**Required tasks:**
(A) In the article about brands courting Asian consumers, please condense the paragraph beginning "The world's growing middle class" into one shorter sentence that keeps its figures and source.
(B) Pick up the article about brands courting Asian consumers after its final sentence and carry it forward.

**Text under study:**
She even joined the Milo Youth Triathlon team to better understand “what an actual participant goes through”.
She had not thought about marketing as a career until a study trip to China and Hong Kong in her second year of university sparked an interest in the psychographics – the study of values and lifestyles – of various regions.
Nestle – the world’s largest food and beverage company by revenue with over 10,000 products in its portfolio and about one billion products sold every day – seemed a great place to learn.
Her role gives her a hand in sales, trade marketing, supply chain and finance functions, so her day could involve anything from a photo shoot to setting up for events.
But the hobby photographer and long-distance runner constantly has to debunk the impression that “brand management” is all about advertising.
“That isn’t the bulk of my job. We manage the business and work closely with different functions in order to drive our objectives.
“But understanding and delighting consumers is a huge part of this. As a career choice, you could say it’s marvellous.”
As the world’s biggest brands reckon with the rise of the Asian consumer, one thing is clear: This massive buying force is not one that can be managed effectively from afar.
Economic Development Board (EDB) managing director Yeoh Keat Chuan explains: “Adapting products, brands and marketing messages from Western markets and selling them in Asia will no longer suffice.
“To capture a slice of the Asian market, consumer-centric companies need to understand the similarities and differences between Western and Asian consumers, and create or tailor their outreach accordingly.”
The world’s growing middle class is projected to hit 4.9 billion by 2030, with Asia accounting for 60 per cent of the segment’s spending, according to the Organisation for Economic Cooperation and Development (OECD).
To better tap that potential, the world’s leading brands have been looking to establish Asian bases, many in Singapore.
Here, they enjoy not just sound business infrastructure but also strong support services, including research expertise, branding and marketing services.
Last year, FrieslandCampina, which is behind brands such as Friso, opened a development centre focusing on dairy-based beverages and infant nutrition products for Asians.

**Source information:**

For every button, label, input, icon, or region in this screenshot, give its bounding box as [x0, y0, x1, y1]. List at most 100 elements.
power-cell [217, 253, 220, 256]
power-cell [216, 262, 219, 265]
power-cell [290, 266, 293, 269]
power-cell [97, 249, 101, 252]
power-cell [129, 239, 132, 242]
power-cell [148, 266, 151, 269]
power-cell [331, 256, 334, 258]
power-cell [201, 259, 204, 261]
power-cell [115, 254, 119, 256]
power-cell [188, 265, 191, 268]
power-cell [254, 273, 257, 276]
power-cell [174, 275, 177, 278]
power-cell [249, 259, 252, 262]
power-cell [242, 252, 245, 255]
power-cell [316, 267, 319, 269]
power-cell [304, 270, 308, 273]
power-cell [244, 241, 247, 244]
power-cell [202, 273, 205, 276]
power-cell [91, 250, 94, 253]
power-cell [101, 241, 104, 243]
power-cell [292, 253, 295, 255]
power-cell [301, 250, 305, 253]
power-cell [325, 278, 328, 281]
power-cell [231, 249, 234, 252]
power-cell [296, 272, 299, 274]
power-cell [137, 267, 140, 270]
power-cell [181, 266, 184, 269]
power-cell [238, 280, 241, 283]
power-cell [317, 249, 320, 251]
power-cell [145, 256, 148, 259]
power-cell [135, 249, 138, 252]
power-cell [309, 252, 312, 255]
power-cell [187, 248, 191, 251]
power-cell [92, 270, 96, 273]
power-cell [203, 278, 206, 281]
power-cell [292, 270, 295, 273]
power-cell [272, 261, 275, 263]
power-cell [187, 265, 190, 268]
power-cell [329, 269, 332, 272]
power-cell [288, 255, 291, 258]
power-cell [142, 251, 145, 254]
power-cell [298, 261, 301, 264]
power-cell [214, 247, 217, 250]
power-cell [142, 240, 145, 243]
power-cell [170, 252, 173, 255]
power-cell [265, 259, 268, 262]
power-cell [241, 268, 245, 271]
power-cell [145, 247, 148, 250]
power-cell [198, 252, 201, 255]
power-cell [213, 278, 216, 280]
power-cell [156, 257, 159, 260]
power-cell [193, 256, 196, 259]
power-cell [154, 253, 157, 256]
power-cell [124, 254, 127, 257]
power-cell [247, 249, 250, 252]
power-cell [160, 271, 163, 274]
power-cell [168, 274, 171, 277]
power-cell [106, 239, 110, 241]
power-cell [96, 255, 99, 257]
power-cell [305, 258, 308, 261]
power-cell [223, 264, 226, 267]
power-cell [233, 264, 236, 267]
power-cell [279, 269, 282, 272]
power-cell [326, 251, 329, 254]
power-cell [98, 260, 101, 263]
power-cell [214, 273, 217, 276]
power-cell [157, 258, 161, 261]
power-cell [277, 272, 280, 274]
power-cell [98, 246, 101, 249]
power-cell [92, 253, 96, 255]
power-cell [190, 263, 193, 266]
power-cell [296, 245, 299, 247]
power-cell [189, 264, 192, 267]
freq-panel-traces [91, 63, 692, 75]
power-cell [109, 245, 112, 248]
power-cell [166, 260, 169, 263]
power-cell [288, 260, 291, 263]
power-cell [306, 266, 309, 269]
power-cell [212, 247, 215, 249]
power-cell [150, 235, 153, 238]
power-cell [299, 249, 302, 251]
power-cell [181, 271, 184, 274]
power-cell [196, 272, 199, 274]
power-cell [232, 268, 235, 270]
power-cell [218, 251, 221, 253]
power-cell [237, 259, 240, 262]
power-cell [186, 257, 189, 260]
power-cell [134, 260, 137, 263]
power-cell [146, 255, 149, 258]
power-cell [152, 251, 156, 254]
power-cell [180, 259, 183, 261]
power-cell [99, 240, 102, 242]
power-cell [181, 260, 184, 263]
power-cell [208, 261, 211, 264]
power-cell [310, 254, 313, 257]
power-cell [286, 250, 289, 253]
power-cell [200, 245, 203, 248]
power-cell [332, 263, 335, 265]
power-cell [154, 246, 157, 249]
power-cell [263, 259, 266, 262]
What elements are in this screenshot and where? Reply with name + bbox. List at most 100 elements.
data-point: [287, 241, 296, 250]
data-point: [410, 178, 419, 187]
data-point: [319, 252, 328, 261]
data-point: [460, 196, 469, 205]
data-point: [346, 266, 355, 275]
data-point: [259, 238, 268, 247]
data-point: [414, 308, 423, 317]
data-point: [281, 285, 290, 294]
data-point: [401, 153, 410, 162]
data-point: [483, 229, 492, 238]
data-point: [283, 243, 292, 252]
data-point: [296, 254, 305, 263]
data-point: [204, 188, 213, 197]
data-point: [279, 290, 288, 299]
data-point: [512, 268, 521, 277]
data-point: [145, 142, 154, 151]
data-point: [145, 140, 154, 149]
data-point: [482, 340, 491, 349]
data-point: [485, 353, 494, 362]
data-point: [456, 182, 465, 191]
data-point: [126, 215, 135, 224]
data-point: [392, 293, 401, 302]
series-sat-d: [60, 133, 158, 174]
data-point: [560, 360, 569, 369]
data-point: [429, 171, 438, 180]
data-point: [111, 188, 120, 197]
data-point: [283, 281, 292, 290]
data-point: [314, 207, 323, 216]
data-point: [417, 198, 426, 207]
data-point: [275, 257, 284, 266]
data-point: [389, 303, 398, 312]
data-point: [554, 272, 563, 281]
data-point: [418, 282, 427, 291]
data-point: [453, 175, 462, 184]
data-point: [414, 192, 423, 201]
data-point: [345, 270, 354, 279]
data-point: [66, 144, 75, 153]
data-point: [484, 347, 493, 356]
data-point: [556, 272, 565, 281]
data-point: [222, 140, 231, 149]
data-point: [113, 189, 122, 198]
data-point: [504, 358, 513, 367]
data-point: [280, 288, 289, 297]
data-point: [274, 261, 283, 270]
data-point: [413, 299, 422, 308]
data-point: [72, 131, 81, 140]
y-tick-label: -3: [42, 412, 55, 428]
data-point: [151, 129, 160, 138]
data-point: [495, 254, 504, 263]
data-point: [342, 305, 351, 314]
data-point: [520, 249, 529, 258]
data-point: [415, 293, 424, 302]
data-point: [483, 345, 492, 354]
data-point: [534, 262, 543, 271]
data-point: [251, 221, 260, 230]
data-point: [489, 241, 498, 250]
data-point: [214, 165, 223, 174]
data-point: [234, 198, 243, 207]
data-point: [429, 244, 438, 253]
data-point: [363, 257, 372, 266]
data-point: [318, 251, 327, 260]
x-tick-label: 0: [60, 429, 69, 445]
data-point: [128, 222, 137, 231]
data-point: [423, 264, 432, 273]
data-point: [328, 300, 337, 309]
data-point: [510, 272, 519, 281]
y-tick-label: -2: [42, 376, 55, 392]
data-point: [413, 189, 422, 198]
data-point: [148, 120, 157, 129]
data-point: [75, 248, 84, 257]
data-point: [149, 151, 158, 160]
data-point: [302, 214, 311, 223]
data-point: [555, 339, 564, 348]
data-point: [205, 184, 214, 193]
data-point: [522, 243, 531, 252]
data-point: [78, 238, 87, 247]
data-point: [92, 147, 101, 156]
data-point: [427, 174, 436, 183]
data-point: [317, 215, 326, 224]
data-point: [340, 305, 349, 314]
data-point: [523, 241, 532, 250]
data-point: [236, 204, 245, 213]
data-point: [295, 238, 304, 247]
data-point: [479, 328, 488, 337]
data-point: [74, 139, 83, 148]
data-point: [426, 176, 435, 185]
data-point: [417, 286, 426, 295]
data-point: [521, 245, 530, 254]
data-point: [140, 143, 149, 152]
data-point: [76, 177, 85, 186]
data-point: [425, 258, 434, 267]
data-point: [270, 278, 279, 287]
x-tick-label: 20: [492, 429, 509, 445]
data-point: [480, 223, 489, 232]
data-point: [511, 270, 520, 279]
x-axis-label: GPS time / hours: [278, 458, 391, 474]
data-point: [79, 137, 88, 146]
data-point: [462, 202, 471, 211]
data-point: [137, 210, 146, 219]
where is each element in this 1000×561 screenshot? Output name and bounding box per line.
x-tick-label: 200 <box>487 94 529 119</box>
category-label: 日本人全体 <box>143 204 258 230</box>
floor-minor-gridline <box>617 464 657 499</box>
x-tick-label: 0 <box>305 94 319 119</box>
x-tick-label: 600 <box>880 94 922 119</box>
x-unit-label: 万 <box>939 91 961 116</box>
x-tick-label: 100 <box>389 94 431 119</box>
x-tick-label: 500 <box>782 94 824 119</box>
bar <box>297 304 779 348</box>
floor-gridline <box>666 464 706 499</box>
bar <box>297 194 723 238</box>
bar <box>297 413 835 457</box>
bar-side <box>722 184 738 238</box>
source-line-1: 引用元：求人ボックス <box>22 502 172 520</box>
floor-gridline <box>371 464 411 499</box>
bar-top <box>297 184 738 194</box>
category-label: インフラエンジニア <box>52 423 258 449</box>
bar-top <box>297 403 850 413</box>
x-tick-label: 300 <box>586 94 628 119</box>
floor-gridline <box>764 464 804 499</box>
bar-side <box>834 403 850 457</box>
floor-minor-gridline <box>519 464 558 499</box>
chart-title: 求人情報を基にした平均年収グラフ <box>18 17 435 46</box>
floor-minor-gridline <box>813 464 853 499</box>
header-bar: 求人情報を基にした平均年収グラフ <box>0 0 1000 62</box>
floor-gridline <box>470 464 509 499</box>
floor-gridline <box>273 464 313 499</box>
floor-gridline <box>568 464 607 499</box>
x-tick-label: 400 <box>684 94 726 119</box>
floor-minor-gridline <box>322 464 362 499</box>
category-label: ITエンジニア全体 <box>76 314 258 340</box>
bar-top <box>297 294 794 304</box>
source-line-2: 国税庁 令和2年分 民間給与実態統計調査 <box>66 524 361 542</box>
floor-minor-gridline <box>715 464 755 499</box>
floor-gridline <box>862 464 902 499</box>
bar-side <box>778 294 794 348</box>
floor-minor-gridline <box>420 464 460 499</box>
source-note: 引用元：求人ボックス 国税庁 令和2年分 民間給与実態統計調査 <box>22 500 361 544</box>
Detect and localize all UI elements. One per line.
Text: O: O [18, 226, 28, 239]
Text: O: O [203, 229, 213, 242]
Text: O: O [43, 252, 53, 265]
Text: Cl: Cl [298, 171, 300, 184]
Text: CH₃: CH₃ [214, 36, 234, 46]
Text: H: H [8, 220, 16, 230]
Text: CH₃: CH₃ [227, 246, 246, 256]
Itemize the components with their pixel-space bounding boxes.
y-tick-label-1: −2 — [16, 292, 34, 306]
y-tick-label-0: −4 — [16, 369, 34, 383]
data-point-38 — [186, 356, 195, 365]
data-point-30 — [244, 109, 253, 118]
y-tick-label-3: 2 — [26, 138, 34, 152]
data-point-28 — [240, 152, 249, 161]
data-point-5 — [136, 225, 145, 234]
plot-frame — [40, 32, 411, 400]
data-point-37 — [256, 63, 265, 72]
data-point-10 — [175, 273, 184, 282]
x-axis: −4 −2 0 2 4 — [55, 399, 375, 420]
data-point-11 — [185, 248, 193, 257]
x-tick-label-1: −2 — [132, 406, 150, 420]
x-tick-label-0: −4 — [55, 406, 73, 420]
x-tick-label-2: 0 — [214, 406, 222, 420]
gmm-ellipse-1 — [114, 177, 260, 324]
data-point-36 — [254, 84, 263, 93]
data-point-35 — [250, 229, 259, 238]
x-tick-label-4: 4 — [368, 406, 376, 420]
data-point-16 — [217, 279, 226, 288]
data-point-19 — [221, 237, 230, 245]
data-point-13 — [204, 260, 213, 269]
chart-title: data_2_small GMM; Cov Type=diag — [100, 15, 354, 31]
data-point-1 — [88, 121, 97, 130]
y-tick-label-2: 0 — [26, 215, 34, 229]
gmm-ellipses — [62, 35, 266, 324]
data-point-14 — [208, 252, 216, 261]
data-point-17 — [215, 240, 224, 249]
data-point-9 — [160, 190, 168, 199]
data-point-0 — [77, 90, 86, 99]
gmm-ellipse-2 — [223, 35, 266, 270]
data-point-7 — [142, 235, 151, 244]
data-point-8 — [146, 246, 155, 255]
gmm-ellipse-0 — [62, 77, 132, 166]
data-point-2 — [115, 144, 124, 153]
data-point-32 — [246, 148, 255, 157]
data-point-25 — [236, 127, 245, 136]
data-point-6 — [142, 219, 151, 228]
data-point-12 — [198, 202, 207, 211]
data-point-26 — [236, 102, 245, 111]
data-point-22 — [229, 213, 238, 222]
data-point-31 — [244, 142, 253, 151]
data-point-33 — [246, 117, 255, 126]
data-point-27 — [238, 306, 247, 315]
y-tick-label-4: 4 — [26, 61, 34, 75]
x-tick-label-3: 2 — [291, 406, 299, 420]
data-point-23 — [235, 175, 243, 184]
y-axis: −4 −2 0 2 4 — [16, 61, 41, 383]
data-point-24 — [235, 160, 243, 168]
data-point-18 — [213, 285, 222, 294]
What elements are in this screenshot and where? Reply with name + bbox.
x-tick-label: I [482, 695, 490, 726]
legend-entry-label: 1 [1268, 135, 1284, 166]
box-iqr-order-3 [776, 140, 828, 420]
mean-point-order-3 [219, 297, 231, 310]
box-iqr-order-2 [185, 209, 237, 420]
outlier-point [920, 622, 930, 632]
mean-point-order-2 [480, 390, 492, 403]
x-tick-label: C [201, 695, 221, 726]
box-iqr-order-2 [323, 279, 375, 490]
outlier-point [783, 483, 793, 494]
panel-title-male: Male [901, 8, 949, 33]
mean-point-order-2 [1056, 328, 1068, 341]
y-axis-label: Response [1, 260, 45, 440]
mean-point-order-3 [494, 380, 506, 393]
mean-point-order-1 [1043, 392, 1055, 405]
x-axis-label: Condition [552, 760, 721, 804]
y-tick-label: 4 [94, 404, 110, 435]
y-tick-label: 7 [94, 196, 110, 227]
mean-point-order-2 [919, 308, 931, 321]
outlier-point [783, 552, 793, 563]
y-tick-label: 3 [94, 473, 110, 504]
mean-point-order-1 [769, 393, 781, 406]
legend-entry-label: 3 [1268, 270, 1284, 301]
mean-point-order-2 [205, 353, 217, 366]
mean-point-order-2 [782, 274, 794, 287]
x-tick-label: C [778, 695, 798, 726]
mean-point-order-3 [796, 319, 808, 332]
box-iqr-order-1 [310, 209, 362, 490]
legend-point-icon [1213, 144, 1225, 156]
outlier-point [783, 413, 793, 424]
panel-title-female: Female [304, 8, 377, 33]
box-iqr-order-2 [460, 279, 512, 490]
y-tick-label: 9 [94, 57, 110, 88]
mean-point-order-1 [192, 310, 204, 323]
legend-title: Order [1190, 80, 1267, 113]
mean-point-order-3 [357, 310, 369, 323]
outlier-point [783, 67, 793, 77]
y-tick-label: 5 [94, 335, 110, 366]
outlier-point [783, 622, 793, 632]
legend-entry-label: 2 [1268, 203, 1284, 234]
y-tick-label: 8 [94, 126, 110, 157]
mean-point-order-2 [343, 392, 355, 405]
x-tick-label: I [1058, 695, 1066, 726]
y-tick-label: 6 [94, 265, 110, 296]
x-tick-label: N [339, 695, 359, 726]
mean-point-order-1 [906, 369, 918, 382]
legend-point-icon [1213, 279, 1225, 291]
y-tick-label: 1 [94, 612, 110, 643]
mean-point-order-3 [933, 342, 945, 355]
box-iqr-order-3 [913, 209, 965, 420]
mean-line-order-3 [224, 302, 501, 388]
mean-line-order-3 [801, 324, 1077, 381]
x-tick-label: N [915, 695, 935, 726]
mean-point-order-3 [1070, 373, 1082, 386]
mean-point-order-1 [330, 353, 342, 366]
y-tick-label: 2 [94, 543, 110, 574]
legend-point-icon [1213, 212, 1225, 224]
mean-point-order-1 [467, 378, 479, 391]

**Answers to this exercise:**
(A) The OECD projects that the global middle class will reach 4.9 billion by 2030, with Asia making up 60 percent of its spending.

(B)
Unilever, which has made Singapore its global headquarters for brands that include Clear, LifeBuoy, Lux and Pond’s, chose to work with Singapore-based agency Arcade, together with Lowe and Partners, for its Clear shampoo global campaign.
Last year, Unilever also opened Four Acres Singapore, an $80 million leadership training facility – the company’s first global leadership development centre – which will train 900 leaders from around the world each year.
It will draw on Singapore institutions such as Insead and the Singapore Management University for insights into how Asians buy.
Singapore’s strong digital marketing sector is also helping brands navigate cyber channels.
The Republic already handles the bulk of the region’s digital marketing work. About 80 per cent of the work done by the 6,500 people in the growing communication sector also has regional scope.
Investment has gone into building that talent pool.
EDB has been collaborating with brands and local creative and digital agencies to nurture both entry-level and mid-career talent.
Two years ago, the WPP group, the world’s second-largest advertising conglomerate, extended its fellowship programme to Asia.
It chose two candidates from Singapore to be part of its three-year elite management trainee programme.
With Bartle Bogle Hegarty (BBH) Asia Pacific, EDB has implemented its Strategic Attachment and Training programme.
Called the BBH International Strategy Scholarship, it offers three places a year for attachments at both BBH Asia Pacific and BBH London.
“The growth of these industries presents opportunities for Singaporeans across different disciplines, from social sciences and business to science and engineering, to embark on exciting careers in developing new products and brands for the Asian consumer.
“We need to ensure that Singapore will continue to be the leading hub in Asia for consumer businesses to develop, manage and grow global brands,” says Mr Yeoh.